• Work required:
Please copy every row below word for word, leaving out the pictures.

• • • • •

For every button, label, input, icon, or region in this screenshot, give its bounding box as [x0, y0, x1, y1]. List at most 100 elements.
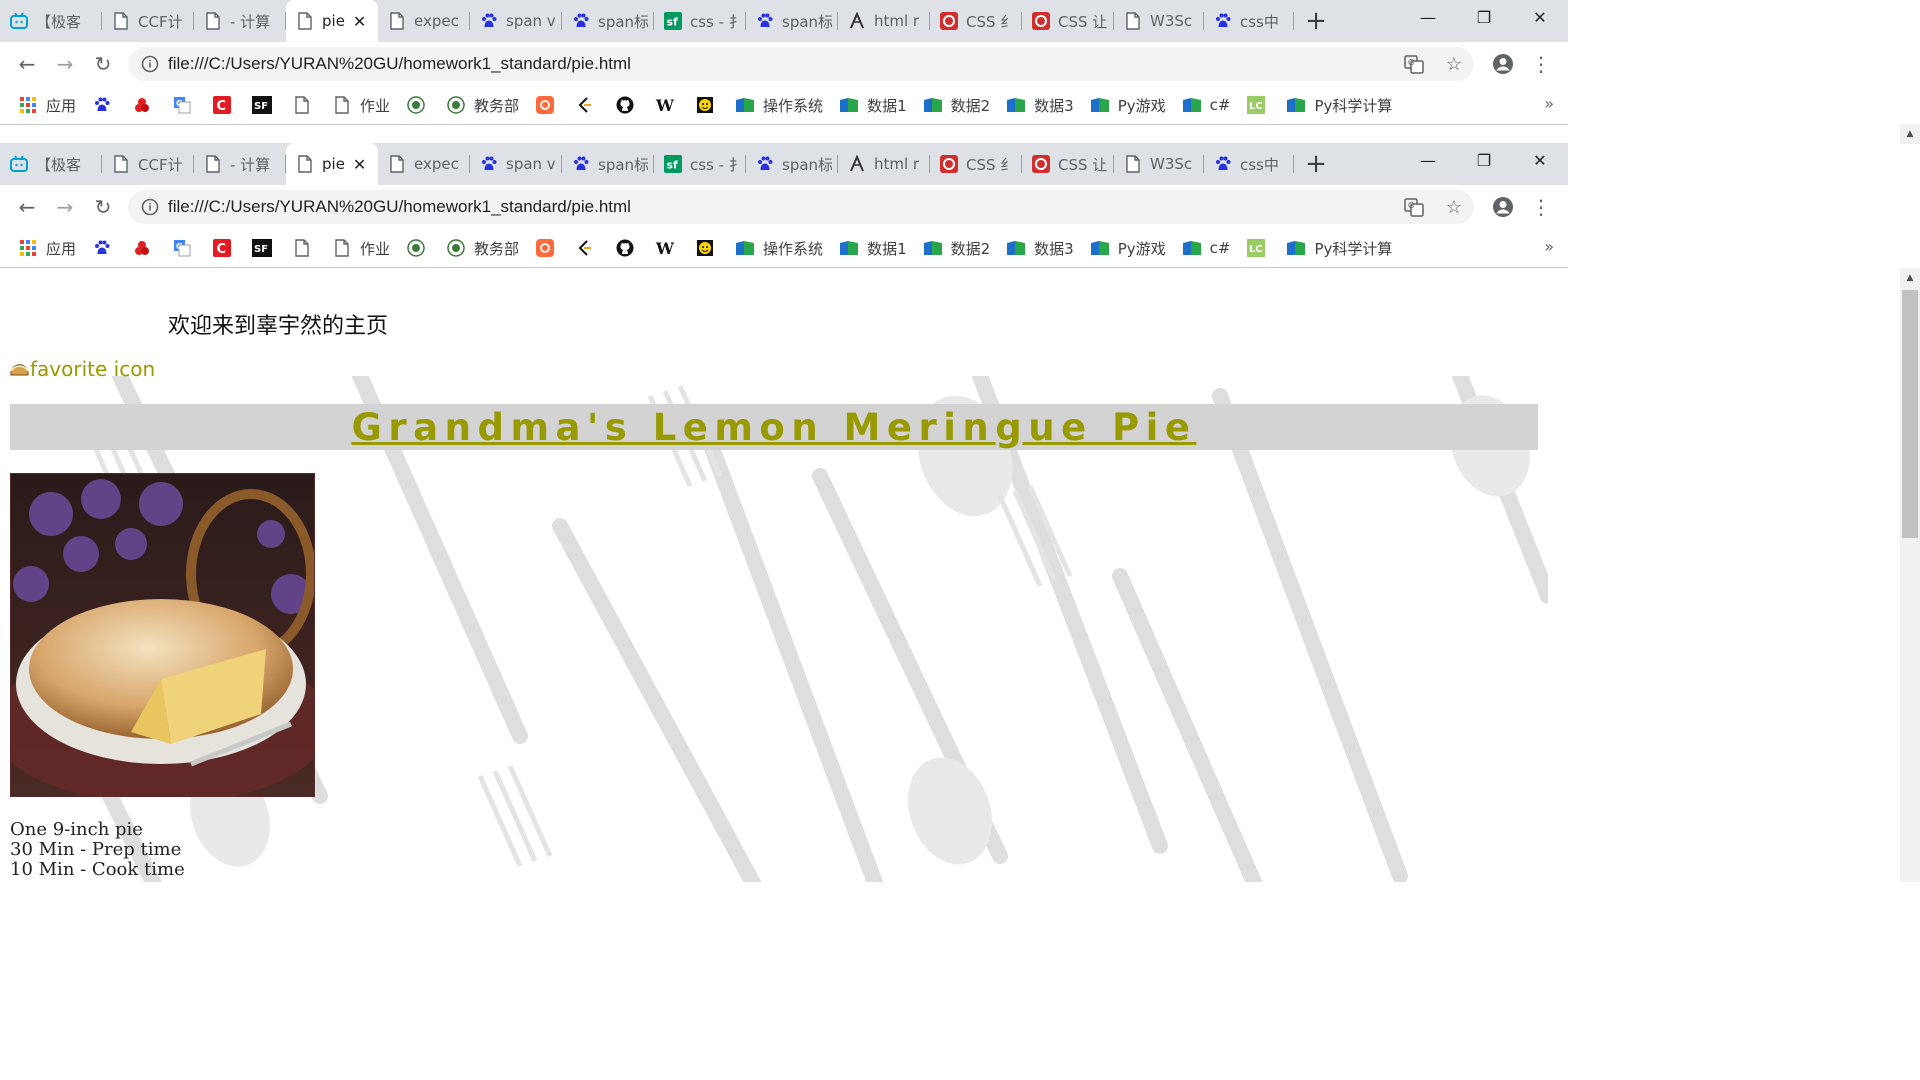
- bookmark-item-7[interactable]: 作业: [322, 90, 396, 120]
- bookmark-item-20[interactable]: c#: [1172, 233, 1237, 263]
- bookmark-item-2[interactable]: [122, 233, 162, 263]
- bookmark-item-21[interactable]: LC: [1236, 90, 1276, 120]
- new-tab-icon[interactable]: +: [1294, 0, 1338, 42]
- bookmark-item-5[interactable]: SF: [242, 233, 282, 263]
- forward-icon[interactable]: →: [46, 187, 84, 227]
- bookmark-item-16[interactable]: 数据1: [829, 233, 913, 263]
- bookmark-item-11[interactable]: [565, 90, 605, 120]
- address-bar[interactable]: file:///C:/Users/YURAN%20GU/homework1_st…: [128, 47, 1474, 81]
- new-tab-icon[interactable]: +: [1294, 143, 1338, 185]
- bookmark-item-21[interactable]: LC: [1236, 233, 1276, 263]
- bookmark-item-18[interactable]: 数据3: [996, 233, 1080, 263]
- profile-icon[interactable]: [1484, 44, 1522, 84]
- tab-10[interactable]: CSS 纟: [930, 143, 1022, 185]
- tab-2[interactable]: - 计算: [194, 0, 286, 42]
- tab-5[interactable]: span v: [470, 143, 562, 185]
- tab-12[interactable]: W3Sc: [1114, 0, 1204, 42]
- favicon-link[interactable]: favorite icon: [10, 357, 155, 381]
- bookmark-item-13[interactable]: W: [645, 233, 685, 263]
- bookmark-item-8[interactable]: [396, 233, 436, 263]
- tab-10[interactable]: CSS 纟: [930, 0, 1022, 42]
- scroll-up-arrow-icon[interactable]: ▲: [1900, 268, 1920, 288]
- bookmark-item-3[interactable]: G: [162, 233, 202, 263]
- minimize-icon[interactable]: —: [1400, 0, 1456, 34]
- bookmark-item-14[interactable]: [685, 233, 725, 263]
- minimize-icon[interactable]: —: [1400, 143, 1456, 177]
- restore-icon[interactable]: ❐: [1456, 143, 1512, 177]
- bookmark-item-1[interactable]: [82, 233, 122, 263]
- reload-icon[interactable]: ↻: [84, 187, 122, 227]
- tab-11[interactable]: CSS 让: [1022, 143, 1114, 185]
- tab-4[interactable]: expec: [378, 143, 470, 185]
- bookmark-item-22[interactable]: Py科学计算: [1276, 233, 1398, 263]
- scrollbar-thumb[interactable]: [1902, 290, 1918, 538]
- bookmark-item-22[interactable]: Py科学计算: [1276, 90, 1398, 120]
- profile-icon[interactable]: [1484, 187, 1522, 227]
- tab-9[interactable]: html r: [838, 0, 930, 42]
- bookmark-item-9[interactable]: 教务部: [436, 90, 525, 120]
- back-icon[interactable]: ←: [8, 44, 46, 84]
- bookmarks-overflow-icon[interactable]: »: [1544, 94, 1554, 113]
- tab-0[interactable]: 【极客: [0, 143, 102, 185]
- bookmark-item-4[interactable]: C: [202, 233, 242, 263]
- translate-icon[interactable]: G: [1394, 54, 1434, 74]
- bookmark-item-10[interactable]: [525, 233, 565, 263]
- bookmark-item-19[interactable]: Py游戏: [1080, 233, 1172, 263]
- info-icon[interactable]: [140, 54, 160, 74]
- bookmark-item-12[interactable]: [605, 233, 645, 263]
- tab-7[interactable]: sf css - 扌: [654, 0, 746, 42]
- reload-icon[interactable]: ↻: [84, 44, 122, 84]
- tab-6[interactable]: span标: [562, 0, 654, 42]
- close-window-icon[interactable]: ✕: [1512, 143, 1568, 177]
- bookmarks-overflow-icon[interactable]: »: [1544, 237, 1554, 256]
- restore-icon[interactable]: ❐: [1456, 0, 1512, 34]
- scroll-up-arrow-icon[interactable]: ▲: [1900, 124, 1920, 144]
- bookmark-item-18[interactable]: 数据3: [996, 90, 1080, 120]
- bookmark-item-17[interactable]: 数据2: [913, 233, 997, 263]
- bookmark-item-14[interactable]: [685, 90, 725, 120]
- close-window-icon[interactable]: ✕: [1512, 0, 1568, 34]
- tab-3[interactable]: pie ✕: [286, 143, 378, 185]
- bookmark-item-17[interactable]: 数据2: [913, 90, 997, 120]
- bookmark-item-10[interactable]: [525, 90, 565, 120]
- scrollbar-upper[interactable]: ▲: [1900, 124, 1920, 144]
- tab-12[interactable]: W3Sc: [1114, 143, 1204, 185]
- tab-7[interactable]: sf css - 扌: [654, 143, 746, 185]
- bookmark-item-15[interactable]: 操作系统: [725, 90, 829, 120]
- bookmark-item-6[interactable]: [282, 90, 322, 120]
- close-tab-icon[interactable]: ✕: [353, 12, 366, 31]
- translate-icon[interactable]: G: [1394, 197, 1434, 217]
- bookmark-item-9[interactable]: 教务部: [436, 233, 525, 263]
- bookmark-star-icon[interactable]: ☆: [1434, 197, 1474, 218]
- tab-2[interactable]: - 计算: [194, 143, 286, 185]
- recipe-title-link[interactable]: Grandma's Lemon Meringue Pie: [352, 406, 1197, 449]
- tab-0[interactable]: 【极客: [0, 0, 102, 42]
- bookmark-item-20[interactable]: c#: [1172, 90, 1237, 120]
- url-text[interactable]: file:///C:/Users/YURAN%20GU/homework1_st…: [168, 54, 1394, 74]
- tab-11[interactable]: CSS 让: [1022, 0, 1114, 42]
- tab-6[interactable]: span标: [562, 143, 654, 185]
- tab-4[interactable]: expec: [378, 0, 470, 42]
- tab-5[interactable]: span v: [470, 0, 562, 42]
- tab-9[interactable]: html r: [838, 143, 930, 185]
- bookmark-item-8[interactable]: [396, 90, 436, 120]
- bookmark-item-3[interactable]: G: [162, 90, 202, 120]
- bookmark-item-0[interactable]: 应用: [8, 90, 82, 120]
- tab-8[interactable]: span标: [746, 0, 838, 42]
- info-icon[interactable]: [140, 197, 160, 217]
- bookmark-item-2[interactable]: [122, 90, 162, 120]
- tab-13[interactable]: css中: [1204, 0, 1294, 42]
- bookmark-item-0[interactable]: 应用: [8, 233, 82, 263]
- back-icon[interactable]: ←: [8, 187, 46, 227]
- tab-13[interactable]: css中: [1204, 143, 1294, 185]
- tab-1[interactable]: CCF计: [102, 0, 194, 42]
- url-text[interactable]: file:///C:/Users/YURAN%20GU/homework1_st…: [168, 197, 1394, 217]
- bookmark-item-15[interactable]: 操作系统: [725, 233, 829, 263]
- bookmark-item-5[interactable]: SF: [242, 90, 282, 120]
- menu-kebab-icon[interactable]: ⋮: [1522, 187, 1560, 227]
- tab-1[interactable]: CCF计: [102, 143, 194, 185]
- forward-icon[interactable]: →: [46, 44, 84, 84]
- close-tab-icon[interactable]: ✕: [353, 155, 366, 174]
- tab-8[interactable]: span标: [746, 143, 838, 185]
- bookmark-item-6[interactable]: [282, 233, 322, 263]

• • • • •

• Written response:
For every button, label, input, icon, or region in this screenshot, give its bounding box as [x0, y0, x1, y1]. List at most 100 elements.
- bookmark-item-7[interactable]: 作业: [322, 90, 396, 120]
- bookmark-item-20[interactable]: c#: [1172, 233, 1237, 263]
- bookmark-item-2[interactable]: [122, 233, 162, 263]
- bookmark-item-21[interactable]: LC: [1236, 90, 1276, 120]
- new-tab-icon[interactable]: +: [1294, 0, 1338, 42]
- bookmark-item-5[interactable]: SF: [242, 233, 282, 263]
- forward-icon[interactable]: →: [46, 187, 84, 227]
- bookmark-item-16[interactable]: 数据1: [829, 233, 913, 263]
- bookmark-item-11[interactable]: [565, 90, 605, 120]
- address-bar[interactable]: file:///C:/Users/YURAN%20GU/homework1_st…: [128, 47, 1474, 81]
- new-tab-icon[interactable]: +: [1294, 143, 1338, 185]
- bookmark-item-21[interactable]: LC: [1236, 233, 1276, 263]
- bookmark-item-18[interactable]: 数据3: [996, 233, 1080, 263]
- profile-icon[interactable]: [1484, 44, 1522, 84]
- tab-10[interactable]: CSS 纟: [930, 143, 1022, 185]
- tab-2[interactable]: - 计算: [194, 0, 286, 42]
- tab-5[interactable]: span v: [470, 143, 562, 185]
- tab-12[interactable]: W3Sc: [1114, 0, 1204, 42]
- favicon-link[interactable]: favorite icon: [10, 357, 155, 381]
- bookmark-item-13[interactable]: W: [645, 233, 685, 263]
- bookmark-item-8[interactable]: [396, 233, 436, 263]
- tab-10[interactable]: CSS 纟: [930, 0, 1022, 42]
- scroll-up-arrow-icon[interactable]: ▲: [1900, 268, 1920, 288]
- bookmark-item-3[interactable]: G: [162, 233, 202, 263]
- minimize-icon[interactable]: —: [1400, 0, 1456, 34]
- bookmark-item-14[interactable]: [685, 233, 725, 263]
- minimize-icon[interactable]: —: [1400, 143, 1456, 177]
- restore-icon[interactable]: ❐: [1456, 143, 1512, 177]
- bookmark-item-1[interactable]: [82, 233, 122, 263]
- reload-icon[interactable]: ↻: [84, 187, 122, 227]
- tab-11[interactable]: CSS 让: [1022, 143, 1114, 185]
- tab-4[interactable]: expec: [378, 143, 470, 185]
- bookmark-item-22[interactable]: Py科学计算: [1276, 233, 1398, 263]
- scrollbar-thumb[interactable]: [1902, 290, 1918, 538]
- bookmark-item-22[interactable]: Py科学计算: [1276, 90, 1398, 120]
- profile-icon[interactable]: [1484, 187, 1522, 227]
- tab-9[interactable]: html r: [838, 0, 930, 42]
- bookmark-item-9[interactable]: 教务部: [436, 90, 525, 120]
- back-icon[interactable]: ←: [8, 44, 46, 84]
- bookmarks-overflow-icon[interactable]: »: [1544, 94, 1554, 113]
- tab-0[interactable]: 【极客: [0, 143, 102, 185]
- bookmark-item-4[interactable]: C: [202, 233, 242, 263]
- translate-icon[interactable]: G: [1394, 54, 1434, 74]
- bookmark-item-10[interactable]: [525, 233, 565, 263]
- bookmark-item-19[interactable]: Py游戏: [1080, 233, 1172, 263]
- info-icon[interactable]: [140, 54, 160, 74]
- bookmark-item-12[interactable]: [605, 233, 645, 263]
- tab-7[interactable]: sf css - 扌: [654, 0, 746, 42]
- reload-icon[interactable]: ↻: [84, 44, 122, 84]
- tab-6[interactable]: span标: [562, 0, 654, 42]
- close-window-icon[interactable]: ✕: [1512, 143, 1568, 177]
- bookmarks-overflow-icon[interactable]: »: [1544, 237, 1554, 256]
- restore-icon[interactable]: ❐: [1456, 0, 1512, 34]
- scroll-up-arrow-icon[interactable]: ▲: [1900, 124, 1920, 144]
- bookmark-item-18[interactable]: 数据3: [996, 90, 1080, 120]
- bookmark-item-17[interactable]: 数据2: [913, 233, 997, 263]
- bookmark-item-14[interactable]: [685, 90, 725, 120]
- close-window-icon[interactable]: ✕: [1512, 0, 1568, 34]
- tab-3[interactable]: pie ✕: [286, 143, 378, 185]
- bookmark-item-17[interactable]: 数据2: [913, 90, 997, 120]
- bookmark-item-10[interactable]: [525, 90, 565, 120]
- scrollbar-upper[interactable]: ▲: [1900, 124, 1920, 144]
- tab-12[interactable]: W3Sc: [1114, 143, 1204, 185]
- tab-7[interactable]: sf css - 扌: [654, 143, 746, 185]
- bookmark-item-15[interactable]: 操作系统: [725, 90, 829, 120]
- bookmark-item-6[interactable]: [282, 90, 322, 120]
- close-tab-icon[interactable]: ✕: [353, 12, 366, 31]
- translate-icon[interactable]: G: [1394, 197, 1434, 217]
- bookmark-item-9[interactable]: 教务部: [436, 233, 525, 263]
- bookmark-star-icon[interactable]: ☆: [1434, 197, 1474, 218]
- tab-2[interactable]: - 计算: [194, 143, 286, 185]
- recipe-title-link[interactable]: Grandma's Lemon Meringue Pie: [352, 406, 1197, 449]
- tab-0[interactable]: 【极客: [0, 0, 102, 42]
- bookmark-item-20[interactable]: c#: [1172, 90, 1237, 120]
- url-text[interactable]: file:///C:/Users/YURAN%20GU/homework1_st…: [168, 54, 1394, 74]
- tab-11[interactable]: CSS 让: [1022, 0, 1114, 42]
- tab-6[interactable]: span标: [562, 143, 654, 185]
- tab-4[interactable]: expec: [378, 0, 470, 42]
- tab-5[interactable]: span v: [470, 0, 562, 42]
- tab-9[interactable]: html r: [838, 143, 930, 185]
- bookmark-item-8[interactable]: [396, 90, 436, 120]
- bookmark-item-3[interactable]: G: [162, 90, 202, 120]
- bookmark-item-0[interactable]: 应用: [8, 90, 82, 120]
- tab-8[interactable]: span标: [746, 0, 838, 42]
- info-icon[interactable]: [140, 197, 160, 217]
- bookmark-item-2[interactable]: [122, 90, 162, 120]
- tab-13[interactable]: css中: [1204, 0, 1294, 42]
- bookmark-item-0[interactable]: 应用: [8, 233, 82, 263]
- back-icon[interactable]: ←: [8, 187, 46, 227]
- tab-13[interactable]: css中: [1204, 143, 1294, 185]
- tab-1[interactable]: CCF计: [102, 0, 194, 42]
- url-text[interactable]: file:///C:/Users/YURAN%20GU/homework1_st…: [168, 197, 1394, 217]
- bookmark-item-15[interactable]: 操作系统: [725, 233, 829, 263]
- bookmark-item-5[interactable]: SF: [242, 90, 282, 120]
- menu-kebab-icon[interactable]: ⋮: [1522, 187, 1560, 227]
- tab-1[interactable]: CCF计: [102, 143, 194, 185]
- forward-icon[interactable]: →: [46, 44, 84, 84]
- close-tab-icon[interactable]: ✕: [353, 155, 366, 174]
- tab-8[interactable]: span标: [746, 143, 838, 185]
- bookmark-item-6[interactable]: [282, 233, 322, 263]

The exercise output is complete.